- **Some rows**:
((

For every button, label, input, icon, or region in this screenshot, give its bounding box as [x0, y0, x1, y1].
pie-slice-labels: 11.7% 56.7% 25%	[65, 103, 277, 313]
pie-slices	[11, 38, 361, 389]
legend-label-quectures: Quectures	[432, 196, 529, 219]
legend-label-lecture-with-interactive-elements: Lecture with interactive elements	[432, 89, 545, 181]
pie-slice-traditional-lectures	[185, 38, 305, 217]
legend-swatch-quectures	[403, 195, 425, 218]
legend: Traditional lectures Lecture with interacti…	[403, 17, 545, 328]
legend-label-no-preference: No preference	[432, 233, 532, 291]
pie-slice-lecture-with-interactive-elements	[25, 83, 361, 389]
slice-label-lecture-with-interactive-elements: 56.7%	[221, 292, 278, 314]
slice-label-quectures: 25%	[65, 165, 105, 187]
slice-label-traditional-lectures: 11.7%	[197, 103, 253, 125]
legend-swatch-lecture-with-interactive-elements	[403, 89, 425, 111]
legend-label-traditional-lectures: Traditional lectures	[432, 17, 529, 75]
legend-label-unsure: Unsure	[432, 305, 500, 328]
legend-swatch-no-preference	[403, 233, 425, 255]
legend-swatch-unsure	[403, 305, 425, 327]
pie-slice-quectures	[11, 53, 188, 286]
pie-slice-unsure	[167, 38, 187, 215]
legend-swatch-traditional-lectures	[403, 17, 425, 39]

))

- **TASK GOAL**: Copy out the rows above word for word, beginning with the first one and ending with the line that contains "196, 529, 219]", including both.

- **ANSWER IN FULL**:
For every button, label, input, icon, or region in this screenshot, give its bounding box as [x0, y0, x1, y1].
pie-slice-labels: 11.7% 56.7% 25%	[65, 103, 277, 313]
pie-slices	[11, 38, 361, 389]
legend-label-quectures: Quectures	[432, 196, 529, 219]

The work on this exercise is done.